WHAT THE EXERCISE ASKS ▸ Scan the data below and pick out the lines containing the word "amplitude".

(Figure record listings)
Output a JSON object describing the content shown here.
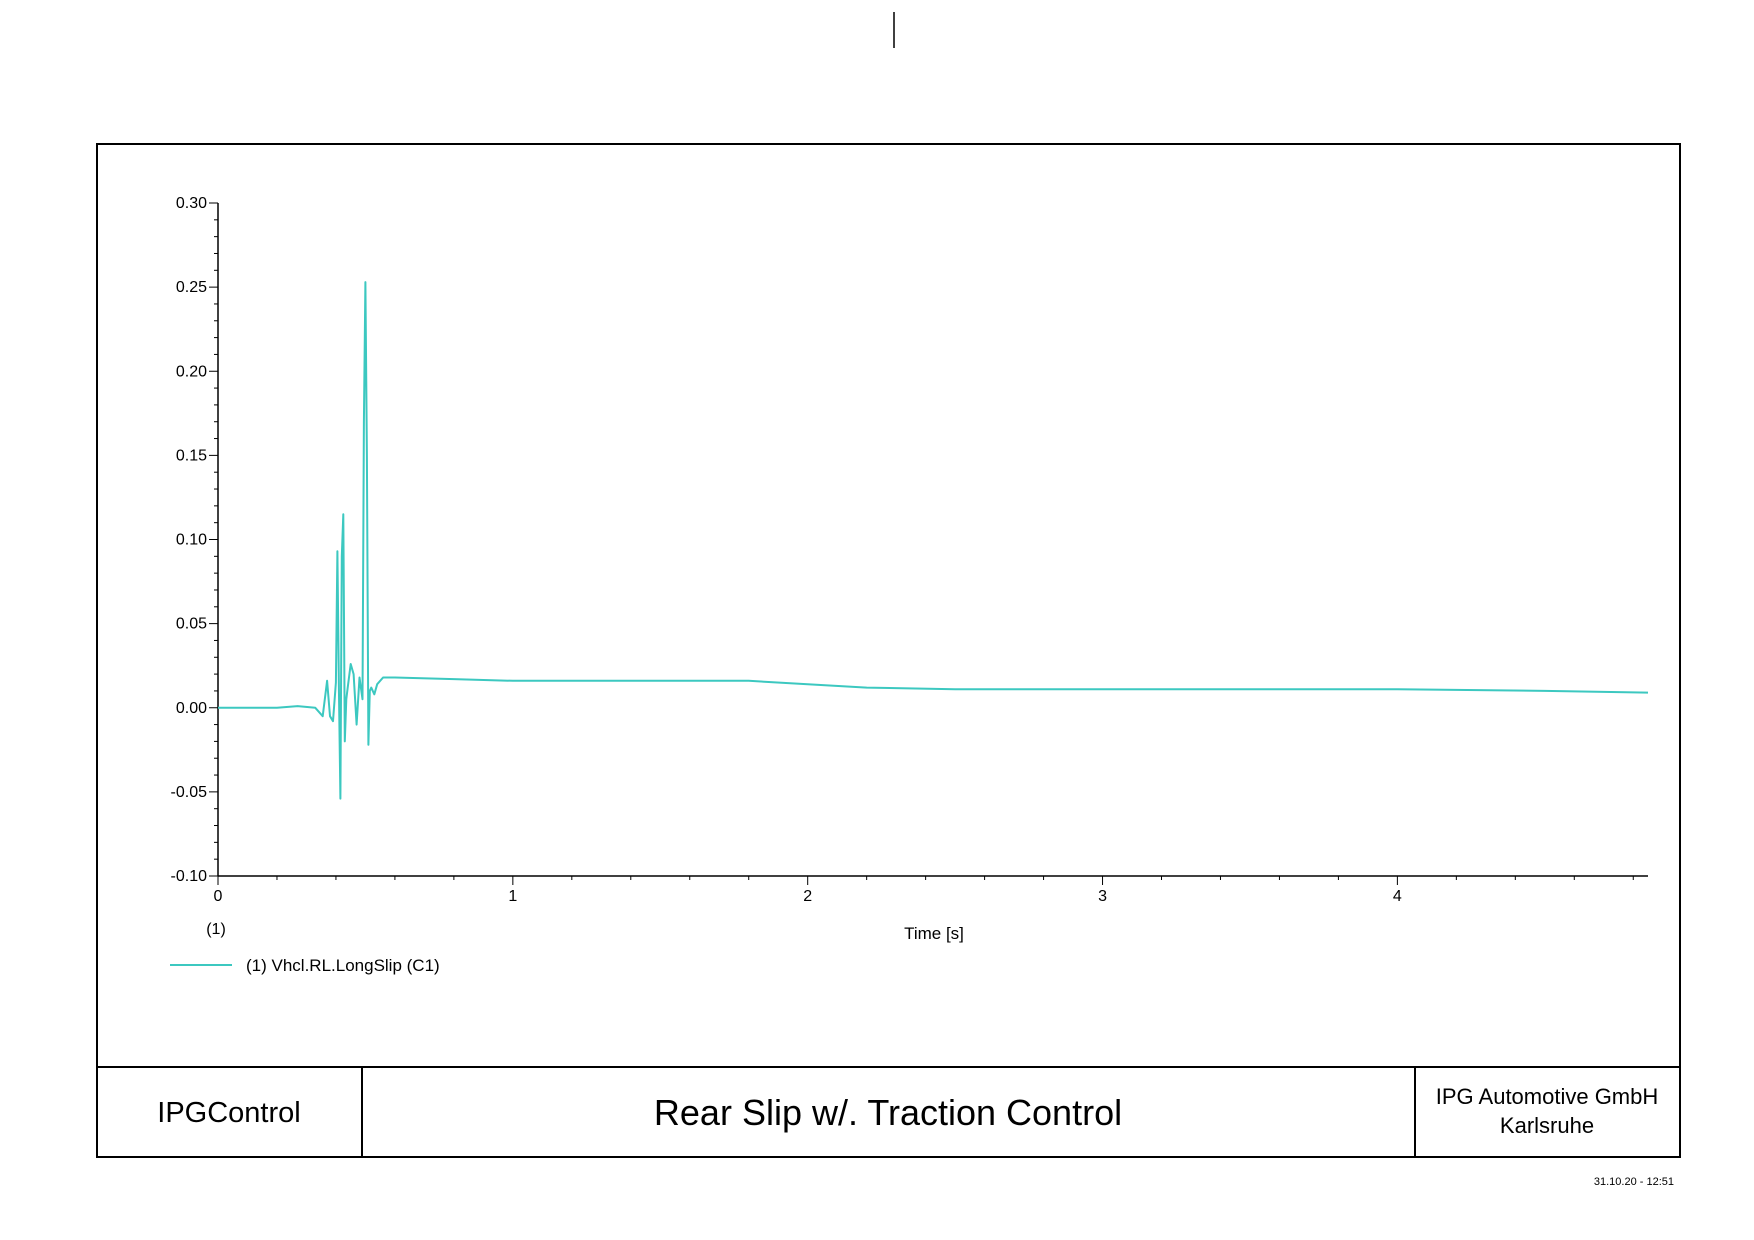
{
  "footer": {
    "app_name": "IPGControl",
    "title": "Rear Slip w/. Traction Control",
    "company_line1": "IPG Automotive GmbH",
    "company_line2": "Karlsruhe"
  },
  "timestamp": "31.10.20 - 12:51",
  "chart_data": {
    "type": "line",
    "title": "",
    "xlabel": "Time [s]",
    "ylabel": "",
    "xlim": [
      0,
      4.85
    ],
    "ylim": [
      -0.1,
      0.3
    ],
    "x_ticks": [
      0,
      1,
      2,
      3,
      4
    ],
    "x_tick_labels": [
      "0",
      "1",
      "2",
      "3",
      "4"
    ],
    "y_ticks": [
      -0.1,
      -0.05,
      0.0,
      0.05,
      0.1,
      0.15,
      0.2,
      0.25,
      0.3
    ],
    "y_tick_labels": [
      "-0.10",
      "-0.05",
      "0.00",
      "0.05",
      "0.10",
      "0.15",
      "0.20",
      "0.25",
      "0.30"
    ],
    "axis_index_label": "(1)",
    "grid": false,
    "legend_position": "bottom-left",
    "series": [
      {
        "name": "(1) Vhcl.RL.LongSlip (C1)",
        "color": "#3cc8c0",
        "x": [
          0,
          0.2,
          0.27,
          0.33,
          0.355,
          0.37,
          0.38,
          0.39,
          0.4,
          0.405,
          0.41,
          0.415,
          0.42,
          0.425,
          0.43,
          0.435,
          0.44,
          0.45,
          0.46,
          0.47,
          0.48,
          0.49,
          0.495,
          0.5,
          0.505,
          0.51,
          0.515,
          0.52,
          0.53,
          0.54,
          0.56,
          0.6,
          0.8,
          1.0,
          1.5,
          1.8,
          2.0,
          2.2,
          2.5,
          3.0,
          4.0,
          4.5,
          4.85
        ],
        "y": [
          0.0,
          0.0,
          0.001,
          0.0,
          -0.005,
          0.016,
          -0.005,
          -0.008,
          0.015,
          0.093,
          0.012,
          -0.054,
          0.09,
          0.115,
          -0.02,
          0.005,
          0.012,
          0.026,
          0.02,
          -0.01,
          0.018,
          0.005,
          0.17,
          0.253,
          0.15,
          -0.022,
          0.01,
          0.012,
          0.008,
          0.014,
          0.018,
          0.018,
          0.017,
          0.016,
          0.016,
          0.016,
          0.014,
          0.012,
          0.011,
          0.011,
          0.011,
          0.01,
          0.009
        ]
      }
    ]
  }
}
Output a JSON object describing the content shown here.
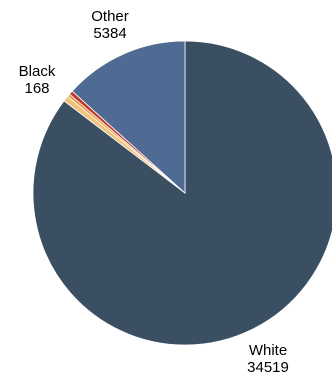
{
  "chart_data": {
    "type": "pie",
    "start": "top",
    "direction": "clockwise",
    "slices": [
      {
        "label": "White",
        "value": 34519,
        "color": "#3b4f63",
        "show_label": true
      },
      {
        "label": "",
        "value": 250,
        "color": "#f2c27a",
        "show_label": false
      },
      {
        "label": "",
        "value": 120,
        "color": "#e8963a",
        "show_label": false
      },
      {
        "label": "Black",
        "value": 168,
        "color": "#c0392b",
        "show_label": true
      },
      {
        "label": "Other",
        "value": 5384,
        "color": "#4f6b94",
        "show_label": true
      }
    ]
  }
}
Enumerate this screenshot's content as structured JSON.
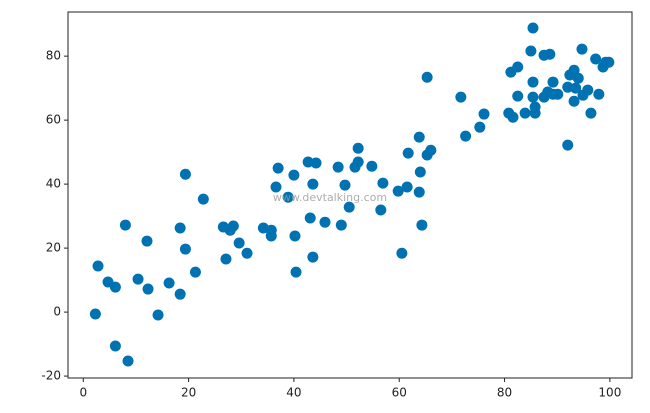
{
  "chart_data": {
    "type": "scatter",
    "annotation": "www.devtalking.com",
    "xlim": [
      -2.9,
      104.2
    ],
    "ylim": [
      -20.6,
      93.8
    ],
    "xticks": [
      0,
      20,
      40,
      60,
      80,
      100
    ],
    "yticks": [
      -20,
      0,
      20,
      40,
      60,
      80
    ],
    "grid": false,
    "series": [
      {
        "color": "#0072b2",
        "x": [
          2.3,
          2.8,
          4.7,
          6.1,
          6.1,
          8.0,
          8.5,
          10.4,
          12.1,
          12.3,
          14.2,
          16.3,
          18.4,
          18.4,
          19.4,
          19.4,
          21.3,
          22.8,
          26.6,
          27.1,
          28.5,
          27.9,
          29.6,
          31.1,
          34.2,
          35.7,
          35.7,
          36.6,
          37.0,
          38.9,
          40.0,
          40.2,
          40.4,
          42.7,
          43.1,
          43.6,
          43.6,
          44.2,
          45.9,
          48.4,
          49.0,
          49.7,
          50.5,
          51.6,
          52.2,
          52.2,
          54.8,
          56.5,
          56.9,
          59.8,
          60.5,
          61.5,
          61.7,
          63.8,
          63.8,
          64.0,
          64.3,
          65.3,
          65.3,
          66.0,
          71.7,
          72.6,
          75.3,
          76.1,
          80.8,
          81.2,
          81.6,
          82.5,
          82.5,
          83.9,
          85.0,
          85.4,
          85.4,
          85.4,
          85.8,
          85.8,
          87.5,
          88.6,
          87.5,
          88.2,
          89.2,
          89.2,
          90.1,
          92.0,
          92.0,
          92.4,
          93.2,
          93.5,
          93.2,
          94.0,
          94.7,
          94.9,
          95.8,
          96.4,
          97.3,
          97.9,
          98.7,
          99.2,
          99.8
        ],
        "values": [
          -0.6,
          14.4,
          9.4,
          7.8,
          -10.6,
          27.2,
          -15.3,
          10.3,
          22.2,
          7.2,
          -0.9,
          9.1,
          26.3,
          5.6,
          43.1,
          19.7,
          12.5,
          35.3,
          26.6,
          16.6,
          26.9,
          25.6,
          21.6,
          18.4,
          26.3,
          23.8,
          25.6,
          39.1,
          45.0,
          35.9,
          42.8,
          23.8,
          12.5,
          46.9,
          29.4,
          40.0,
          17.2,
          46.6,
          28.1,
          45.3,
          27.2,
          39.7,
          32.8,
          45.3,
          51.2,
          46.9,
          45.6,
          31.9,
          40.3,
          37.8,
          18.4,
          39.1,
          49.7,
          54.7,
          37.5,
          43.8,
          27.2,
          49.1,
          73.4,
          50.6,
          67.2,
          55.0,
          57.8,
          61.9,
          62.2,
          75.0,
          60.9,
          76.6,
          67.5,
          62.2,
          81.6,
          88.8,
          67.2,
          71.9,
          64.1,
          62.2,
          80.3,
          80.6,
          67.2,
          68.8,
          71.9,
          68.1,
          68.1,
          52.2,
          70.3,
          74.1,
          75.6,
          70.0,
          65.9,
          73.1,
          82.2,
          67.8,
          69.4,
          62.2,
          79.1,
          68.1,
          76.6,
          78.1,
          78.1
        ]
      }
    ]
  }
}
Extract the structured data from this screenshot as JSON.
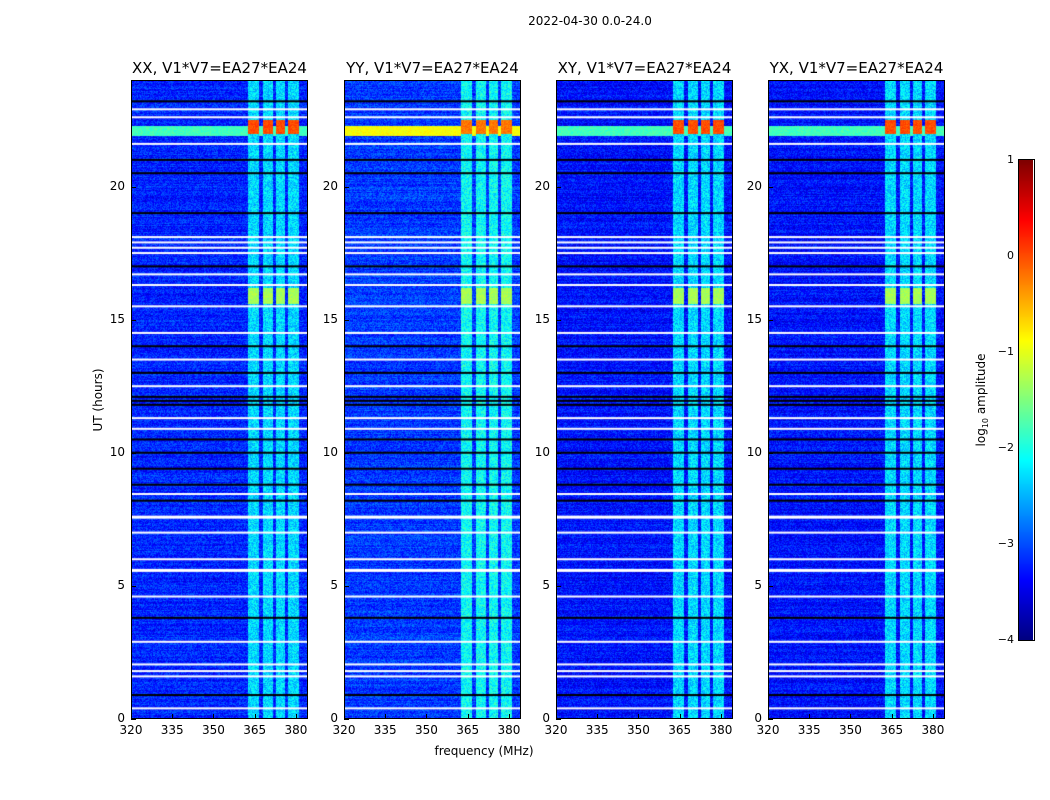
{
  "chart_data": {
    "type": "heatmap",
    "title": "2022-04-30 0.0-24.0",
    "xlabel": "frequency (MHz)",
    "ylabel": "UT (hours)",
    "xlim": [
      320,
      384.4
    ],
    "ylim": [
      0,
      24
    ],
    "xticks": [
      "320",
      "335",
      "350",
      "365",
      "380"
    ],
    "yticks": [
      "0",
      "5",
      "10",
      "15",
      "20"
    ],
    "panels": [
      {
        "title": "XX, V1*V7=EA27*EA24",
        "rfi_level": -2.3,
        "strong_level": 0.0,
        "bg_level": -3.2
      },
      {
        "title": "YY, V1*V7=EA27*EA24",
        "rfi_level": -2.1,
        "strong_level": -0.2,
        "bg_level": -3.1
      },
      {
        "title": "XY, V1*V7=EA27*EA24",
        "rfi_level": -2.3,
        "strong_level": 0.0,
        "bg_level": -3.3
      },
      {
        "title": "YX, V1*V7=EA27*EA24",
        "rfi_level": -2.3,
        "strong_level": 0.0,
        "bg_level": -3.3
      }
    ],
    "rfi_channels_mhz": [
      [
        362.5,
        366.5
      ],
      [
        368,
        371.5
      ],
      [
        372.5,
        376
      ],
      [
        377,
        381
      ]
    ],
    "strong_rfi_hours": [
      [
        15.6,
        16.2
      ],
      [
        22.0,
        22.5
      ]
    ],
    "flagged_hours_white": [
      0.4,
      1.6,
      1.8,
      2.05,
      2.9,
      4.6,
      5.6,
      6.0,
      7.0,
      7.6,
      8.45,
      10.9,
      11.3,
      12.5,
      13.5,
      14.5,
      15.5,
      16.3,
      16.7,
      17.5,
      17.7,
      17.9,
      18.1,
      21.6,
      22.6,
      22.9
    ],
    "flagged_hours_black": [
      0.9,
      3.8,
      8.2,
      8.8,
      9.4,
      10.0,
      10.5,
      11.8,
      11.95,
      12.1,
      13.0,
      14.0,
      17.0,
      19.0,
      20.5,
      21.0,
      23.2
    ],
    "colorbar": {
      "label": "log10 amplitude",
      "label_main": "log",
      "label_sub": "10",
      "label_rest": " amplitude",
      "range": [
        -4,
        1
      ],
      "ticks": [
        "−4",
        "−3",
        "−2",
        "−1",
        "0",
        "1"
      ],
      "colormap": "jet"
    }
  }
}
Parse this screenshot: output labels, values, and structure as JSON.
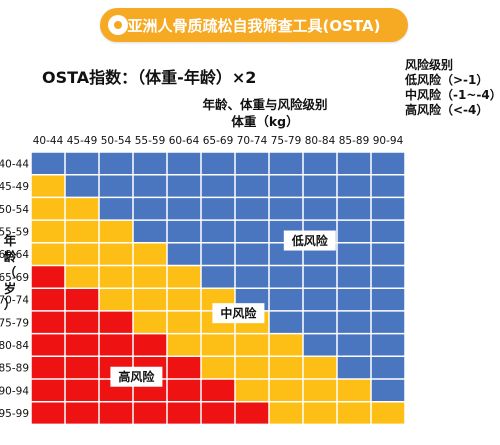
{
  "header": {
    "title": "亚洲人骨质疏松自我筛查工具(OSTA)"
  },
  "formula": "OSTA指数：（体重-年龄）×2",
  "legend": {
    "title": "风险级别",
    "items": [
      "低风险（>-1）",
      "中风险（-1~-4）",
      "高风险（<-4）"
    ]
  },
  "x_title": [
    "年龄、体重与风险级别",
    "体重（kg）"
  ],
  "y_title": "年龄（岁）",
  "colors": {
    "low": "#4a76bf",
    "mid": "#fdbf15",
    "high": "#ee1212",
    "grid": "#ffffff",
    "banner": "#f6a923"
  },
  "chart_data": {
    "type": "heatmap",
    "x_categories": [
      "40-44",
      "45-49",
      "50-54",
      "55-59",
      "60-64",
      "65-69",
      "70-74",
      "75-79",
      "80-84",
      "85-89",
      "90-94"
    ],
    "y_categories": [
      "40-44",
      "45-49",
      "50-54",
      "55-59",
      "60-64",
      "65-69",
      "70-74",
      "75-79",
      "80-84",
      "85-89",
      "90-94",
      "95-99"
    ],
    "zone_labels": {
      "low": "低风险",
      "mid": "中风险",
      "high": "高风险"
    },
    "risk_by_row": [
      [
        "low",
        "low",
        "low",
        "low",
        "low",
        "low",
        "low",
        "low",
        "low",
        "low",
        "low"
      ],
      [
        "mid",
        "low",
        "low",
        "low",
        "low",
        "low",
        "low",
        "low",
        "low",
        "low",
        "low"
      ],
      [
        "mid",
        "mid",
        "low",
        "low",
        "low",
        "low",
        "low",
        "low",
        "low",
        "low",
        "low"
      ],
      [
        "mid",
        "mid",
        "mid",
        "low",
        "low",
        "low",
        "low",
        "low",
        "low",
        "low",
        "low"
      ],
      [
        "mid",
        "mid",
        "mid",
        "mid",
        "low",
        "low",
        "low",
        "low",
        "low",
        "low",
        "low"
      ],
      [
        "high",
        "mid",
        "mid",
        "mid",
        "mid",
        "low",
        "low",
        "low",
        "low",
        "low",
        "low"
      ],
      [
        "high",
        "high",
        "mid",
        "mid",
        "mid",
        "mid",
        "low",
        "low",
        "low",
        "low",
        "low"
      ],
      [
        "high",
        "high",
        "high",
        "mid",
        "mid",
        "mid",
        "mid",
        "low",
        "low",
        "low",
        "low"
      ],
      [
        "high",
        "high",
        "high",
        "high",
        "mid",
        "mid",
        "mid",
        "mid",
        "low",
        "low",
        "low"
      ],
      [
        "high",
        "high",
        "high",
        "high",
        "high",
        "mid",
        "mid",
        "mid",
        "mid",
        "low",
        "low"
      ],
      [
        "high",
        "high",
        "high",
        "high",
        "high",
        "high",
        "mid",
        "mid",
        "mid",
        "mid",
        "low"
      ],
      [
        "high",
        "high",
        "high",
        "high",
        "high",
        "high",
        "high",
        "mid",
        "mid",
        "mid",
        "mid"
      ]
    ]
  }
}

ANSWER FOR THIS EXERCISE ▸
      "label": "log10 amplitude",
      "label_rest": " amplitude",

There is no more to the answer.